>> begin
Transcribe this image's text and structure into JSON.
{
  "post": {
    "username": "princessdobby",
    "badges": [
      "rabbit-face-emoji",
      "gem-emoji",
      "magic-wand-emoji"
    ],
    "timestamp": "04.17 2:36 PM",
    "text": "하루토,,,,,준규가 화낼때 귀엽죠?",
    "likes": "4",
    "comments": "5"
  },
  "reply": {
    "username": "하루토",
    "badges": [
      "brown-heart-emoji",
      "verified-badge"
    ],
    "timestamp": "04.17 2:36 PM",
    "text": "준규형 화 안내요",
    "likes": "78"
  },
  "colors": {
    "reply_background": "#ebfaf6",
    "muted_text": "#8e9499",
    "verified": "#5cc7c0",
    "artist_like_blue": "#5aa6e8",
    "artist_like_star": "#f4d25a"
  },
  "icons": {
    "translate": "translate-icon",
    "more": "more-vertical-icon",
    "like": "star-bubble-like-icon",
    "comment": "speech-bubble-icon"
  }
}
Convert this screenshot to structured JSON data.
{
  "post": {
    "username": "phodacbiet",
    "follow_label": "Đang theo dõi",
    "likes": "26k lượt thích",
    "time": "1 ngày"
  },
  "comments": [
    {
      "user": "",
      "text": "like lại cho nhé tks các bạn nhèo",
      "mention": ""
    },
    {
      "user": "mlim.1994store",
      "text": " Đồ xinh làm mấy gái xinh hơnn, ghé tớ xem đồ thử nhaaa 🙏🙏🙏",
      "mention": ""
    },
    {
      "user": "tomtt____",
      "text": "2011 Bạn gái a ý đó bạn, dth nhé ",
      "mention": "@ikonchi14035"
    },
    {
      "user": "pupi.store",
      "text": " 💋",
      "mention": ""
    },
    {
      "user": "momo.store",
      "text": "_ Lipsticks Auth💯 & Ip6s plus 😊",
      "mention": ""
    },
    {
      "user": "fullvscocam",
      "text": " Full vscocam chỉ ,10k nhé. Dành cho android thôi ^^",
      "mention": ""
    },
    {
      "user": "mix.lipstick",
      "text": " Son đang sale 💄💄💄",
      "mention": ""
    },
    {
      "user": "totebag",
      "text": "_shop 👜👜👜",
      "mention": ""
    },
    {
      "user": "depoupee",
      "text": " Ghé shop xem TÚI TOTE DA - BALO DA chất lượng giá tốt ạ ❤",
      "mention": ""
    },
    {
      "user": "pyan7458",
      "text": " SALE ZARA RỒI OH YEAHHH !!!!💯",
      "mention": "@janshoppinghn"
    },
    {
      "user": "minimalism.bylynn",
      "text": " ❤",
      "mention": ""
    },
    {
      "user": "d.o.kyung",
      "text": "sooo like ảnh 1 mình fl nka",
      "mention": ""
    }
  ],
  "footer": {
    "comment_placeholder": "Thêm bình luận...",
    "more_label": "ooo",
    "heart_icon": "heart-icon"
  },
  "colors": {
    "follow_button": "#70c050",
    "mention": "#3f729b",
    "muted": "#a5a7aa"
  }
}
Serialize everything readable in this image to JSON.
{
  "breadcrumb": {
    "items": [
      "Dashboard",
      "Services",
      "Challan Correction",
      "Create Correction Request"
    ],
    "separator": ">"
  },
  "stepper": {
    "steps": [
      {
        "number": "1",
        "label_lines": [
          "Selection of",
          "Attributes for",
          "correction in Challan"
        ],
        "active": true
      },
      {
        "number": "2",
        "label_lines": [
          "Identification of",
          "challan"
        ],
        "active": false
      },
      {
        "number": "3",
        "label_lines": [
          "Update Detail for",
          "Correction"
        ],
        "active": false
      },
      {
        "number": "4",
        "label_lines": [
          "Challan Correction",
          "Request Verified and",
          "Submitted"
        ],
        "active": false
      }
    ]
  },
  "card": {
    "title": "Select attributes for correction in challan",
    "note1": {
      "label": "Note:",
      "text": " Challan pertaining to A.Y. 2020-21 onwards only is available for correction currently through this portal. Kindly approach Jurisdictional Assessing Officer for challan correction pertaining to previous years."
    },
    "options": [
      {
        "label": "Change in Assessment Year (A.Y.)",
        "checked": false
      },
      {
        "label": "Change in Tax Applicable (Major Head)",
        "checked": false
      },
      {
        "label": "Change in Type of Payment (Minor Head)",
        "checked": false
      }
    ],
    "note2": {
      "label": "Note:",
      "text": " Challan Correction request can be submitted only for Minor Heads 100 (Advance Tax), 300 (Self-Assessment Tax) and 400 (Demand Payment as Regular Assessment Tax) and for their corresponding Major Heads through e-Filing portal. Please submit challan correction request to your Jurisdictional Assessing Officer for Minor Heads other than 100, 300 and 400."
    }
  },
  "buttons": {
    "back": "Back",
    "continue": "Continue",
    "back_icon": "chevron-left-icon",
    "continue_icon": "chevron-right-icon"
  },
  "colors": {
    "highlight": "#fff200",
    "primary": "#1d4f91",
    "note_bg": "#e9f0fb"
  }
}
>> end
### Problem to work on
Using the listing above, gather each line that holds the string "Officer" and copy it.

### Solution to the problem
      "text": " Challan pertaining to A.Y. 2020-21 onwards only is available for correction currently through this portal. Kindly approach Jurisdictional Assessing Officer for challan correction pertaining to previous years."
      "text": " Challan Correction request can be submitted only for Minor Heads 100 (Advance Tax), 300 (Self-Assessment Tax) and 400 (Demand Payment as Regular Assessment Tax) and for their corresponding Major Heads through e-Filing portal. Please submit challan correction request to your Jurisdictional Assessing Officer for Minor Heads other than 100, 300 and 400."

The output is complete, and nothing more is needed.